■ Goal ■
Take every line from the material that has the word "with" in it.
### Records for this exercise ###
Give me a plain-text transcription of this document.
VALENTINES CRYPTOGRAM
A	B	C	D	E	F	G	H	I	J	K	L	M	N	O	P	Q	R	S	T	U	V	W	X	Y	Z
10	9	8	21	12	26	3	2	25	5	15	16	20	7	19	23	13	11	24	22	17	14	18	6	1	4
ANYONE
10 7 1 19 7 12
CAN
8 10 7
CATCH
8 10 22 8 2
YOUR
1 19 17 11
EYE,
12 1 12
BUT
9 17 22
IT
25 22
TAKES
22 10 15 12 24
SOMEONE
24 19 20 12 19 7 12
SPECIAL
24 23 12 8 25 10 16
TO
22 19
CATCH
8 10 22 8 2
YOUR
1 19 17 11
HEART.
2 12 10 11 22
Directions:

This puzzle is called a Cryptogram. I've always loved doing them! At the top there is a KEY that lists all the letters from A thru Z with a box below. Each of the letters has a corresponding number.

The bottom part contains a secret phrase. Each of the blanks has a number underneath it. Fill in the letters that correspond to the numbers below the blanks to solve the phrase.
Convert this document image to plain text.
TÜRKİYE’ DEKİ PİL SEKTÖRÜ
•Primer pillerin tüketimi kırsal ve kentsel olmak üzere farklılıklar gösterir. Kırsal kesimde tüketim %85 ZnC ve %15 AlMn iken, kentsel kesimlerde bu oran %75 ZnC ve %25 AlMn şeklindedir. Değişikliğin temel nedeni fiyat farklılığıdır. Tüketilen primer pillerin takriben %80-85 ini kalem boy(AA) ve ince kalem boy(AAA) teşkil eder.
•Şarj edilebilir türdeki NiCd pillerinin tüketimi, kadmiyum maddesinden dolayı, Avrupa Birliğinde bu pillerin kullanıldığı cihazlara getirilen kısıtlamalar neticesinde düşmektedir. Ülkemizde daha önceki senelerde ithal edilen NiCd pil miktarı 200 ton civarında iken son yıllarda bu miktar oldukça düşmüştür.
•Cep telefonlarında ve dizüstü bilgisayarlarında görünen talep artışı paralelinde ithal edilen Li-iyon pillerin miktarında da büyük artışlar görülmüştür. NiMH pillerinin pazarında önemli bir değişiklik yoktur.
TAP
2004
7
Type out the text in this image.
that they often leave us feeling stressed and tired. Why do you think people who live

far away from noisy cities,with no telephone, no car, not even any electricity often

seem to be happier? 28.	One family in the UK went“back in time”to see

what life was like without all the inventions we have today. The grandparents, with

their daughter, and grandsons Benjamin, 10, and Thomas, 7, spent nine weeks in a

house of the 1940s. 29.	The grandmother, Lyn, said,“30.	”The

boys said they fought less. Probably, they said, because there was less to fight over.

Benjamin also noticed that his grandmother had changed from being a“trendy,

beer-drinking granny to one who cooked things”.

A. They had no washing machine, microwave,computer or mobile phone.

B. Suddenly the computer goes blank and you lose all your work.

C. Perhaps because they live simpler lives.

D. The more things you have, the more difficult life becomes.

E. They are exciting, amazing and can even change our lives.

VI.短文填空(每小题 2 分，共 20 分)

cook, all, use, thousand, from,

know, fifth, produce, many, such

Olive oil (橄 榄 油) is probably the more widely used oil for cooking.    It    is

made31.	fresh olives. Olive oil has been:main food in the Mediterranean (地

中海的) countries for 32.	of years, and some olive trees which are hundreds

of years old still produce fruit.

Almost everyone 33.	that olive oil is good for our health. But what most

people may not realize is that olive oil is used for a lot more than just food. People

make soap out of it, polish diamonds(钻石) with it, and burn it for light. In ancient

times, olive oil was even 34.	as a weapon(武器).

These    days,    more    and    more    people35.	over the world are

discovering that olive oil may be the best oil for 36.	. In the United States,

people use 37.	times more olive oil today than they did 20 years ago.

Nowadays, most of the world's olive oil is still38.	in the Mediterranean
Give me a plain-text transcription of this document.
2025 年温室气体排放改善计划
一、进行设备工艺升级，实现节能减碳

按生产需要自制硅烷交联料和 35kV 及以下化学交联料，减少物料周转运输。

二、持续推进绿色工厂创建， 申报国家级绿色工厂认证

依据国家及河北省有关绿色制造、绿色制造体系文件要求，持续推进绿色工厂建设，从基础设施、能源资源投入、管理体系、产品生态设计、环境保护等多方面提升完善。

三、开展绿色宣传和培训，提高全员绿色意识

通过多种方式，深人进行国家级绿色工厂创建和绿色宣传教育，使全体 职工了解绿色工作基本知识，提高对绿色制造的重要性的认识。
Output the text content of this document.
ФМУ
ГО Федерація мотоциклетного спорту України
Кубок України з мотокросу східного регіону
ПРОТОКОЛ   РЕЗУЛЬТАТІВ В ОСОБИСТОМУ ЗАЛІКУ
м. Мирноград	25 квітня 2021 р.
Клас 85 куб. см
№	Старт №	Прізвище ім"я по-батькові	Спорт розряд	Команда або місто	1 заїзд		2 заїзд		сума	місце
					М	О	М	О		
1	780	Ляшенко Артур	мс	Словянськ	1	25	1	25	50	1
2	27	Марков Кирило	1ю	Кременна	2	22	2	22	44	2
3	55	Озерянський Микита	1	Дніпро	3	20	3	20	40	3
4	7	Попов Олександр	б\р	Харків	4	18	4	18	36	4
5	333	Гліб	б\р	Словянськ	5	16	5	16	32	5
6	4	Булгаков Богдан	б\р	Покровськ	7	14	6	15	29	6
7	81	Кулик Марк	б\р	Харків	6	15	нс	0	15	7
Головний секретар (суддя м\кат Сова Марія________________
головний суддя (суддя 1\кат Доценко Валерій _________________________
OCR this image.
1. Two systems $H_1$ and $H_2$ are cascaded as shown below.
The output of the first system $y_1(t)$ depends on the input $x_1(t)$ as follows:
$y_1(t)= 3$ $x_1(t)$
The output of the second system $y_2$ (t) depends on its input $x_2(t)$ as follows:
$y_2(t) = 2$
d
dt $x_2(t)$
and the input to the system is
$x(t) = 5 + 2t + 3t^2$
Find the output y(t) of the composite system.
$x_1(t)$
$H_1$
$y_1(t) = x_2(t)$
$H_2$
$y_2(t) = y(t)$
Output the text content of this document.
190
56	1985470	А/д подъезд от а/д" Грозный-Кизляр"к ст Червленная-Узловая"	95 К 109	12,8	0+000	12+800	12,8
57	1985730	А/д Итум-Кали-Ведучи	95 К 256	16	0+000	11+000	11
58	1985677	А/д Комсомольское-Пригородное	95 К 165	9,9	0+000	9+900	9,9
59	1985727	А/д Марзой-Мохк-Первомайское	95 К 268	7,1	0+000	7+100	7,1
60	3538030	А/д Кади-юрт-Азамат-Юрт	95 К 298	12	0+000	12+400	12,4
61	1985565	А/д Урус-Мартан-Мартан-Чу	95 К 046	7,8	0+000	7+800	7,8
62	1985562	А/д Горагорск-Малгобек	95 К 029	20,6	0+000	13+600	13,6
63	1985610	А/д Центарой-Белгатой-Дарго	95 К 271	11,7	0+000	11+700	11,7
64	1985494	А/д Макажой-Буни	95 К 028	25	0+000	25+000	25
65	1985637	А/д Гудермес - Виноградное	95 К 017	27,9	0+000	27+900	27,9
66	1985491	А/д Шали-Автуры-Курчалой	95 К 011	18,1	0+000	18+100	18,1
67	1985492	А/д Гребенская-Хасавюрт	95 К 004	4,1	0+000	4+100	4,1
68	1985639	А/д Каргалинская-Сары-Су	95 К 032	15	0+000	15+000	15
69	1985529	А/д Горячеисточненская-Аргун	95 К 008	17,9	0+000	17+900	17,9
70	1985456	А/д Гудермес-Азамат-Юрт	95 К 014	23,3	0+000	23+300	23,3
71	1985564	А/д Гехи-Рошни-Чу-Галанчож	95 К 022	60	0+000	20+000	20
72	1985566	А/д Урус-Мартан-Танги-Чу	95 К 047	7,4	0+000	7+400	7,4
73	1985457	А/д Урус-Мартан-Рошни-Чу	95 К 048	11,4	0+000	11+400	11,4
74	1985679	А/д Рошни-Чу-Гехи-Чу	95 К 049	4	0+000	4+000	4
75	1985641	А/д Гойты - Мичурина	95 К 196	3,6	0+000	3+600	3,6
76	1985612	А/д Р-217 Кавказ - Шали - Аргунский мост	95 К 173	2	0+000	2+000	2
###
■ Written response ■
This puzzle is called a Cryptogram. I've always loved doing them! At the top there is a KEY that lists all the letters from A thru Z with a box below. Each of the letters has a corresponding number.
far away from noisy cities,with no telephone, no car, not even any electricity often
what life was like without all the inventions we have today. The grandparents, with
make soap out of it, polish diamonds(钻石) with it, and burn it for light. In ancient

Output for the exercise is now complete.